Problem -> Produce an exact copy of the lines from the line that contains "What text is on this page?" to the end of the listing below.

====== Provided entries

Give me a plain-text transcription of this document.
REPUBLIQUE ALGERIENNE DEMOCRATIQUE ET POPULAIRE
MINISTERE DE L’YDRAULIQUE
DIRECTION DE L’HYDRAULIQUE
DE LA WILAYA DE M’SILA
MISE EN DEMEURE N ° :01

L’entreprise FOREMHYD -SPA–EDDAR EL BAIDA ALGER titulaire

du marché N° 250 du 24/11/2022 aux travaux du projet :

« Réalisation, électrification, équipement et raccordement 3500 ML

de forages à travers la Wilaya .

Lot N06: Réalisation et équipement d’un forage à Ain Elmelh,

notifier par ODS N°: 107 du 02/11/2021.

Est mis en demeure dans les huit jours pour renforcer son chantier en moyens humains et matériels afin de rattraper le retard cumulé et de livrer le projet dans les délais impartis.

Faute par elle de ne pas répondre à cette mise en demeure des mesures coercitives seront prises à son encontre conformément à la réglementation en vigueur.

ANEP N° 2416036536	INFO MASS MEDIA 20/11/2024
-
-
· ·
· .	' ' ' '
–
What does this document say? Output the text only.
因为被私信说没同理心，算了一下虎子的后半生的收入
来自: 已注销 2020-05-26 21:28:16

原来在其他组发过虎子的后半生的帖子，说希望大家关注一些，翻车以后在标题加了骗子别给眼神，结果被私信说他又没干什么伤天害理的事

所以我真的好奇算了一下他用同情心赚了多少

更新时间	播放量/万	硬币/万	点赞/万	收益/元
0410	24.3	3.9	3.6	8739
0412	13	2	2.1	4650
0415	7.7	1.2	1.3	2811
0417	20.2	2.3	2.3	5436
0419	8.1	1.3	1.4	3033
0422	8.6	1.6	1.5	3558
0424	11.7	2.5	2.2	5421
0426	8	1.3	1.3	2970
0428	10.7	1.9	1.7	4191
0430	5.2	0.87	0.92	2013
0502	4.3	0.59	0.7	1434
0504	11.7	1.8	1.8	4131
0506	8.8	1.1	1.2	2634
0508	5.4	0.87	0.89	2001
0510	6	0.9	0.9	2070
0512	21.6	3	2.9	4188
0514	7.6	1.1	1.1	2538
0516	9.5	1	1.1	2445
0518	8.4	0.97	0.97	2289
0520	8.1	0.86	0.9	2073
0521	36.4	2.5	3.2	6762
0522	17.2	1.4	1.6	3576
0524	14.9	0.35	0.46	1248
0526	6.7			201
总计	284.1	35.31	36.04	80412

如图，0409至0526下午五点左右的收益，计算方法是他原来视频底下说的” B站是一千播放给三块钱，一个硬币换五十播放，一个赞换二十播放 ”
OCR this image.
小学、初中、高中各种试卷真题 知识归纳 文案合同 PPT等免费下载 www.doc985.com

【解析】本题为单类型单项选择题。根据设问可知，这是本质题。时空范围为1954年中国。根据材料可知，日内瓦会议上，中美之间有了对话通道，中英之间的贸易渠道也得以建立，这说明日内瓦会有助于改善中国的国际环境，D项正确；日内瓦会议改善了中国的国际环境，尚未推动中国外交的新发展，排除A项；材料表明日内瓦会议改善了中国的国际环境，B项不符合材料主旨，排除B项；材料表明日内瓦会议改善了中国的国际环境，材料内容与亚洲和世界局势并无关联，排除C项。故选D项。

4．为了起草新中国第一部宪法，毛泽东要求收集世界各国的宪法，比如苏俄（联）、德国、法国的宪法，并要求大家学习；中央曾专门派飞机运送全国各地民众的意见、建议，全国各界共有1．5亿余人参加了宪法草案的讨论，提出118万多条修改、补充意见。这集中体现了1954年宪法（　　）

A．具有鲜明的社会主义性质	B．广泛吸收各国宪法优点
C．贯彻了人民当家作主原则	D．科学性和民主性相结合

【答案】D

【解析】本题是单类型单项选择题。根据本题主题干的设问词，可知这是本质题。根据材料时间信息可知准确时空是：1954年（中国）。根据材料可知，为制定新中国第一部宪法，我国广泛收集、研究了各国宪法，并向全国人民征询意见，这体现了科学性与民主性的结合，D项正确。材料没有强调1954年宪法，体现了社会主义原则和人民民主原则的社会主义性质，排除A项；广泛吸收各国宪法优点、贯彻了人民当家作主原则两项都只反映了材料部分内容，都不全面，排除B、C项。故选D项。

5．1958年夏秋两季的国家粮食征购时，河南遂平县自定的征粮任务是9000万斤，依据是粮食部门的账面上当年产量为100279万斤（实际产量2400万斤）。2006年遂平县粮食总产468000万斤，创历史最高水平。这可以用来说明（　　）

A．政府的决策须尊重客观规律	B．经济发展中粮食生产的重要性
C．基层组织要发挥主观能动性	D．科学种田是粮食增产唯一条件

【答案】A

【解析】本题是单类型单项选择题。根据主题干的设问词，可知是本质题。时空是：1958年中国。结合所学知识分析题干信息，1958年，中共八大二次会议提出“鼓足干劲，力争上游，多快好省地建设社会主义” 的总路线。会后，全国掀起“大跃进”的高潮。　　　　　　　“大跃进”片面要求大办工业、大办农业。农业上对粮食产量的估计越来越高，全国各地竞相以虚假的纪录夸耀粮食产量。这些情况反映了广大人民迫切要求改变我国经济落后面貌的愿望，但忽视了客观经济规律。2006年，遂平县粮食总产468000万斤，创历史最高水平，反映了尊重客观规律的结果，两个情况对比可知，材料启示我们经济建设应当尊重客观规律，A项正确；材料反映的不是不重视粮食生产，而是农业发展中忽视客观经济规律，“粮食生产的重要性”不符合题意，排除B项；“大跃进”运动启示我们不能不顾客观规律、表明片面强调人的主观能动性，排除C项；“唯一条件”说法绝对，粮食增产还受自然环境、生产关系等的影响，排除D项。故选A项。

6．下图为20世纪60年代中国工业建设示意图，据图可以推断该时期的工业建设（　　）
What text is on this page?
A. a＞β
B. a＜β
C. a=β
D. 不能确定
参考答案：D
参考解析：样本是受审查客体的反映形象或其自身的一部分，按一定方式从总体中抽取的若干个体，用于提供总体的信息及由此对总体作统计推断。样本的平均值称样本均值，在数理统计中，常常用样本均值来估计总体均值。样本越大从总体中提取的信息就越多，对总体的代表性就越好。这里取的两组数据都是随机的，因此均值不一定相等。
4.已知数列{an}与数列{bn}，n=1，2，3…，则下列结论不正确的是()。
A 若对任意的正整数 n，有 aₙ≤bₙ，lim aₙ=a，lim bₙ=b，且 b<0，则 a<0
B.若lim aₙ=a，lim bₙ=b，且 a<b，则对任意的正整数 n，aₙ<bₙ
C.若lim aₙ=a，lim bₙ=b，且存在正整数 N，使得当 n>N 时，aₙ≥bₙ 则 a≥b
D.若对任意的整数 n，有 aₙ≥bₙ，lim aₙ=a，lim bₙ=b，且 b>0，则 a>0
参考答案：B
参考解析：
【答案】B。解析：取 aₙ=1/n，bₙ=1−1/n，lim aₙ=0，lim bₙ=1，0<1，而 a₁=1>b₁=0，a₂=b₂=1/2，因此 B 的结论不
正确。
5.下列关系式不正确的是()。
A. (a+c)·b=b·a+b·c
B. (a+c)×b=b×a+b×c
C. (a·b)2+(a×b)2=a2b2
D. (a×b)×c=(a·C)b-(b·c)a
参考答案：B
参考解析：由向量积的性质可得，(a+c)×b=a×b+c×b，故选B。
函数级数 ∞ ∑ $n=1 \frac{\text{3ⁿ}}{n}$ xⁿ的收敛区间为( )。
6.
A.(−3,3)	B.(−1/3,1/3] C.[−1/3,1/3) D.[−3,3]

============

Result of this exercise ->
What text is on this page?
A. a＞β
B. a＜β
C. a=β
D. 不能确定
参考答案：D
参考解析：样本是受审查客体的反映形象或其自身的一部分，按一定方式从总体中抽取的若干个体，用于提供总体的信息及由此对总体作统计推断。样本的平均值称样本均值，在数理统计中，常常用样本均值来估计总体均值。样本越大从总体中提取的信息就越多，对总体的代表性就越好。这里取的两组数据都是随机的，因此均值不一定相等。
4.已知数列{an}与数列{bn}，n=1，2，3…，则下列结论不正确的是()。
A 若对任意的正整数 n，有 aₙ≤bₙ，lim aₙ=a，lim bₙ=b，且 b<0，则 a<0
B.若lim aₙ=a，lim bₙ=b，且 a<b，则对任意的正整数 n，aₙ<bₙ
C.若lim aₙ=a，lim bₙ=b，且存在正整数 N，使得当 n>N 时，aₙ≥bₙ 则 a≥b
D.若对任意的整数 n，有 aₙ≥bₙ，lim aₙ=a，lim bₙ=b，且 b>0，则 a>0
参考答案：B
参考解析：
【答案】B。解析：取 aₙ=1/n，bₙ=1−1/n，lim aₙ=0，lim bₙ=1，0<1，而 a₁=1>b₁=0，a₂=b₂=1/2，因此 B 的结论不
正确。
5.下列关系式不正确的是()。
A. (a+c)·b=b·a+b·c
B. (a+c)×b=b×a+b×c
C. (a·b)2+(a×b)2=a2b2
D. (a×b)×c=(a·C)b-(b·c)a
参考答案：B
参考解析：由向量积的性质可得，(a+c)×b=a×b+c×b，故选B。
函数级数 ∞ ∑ $n=1 \frac{\text{3ⁿ}}{n}$ xⁿ的收敛区间为( )。
6.
A.(−3,3)	B.(−1/3,1/3] C.[−1/3,1/3) D.[−3,3]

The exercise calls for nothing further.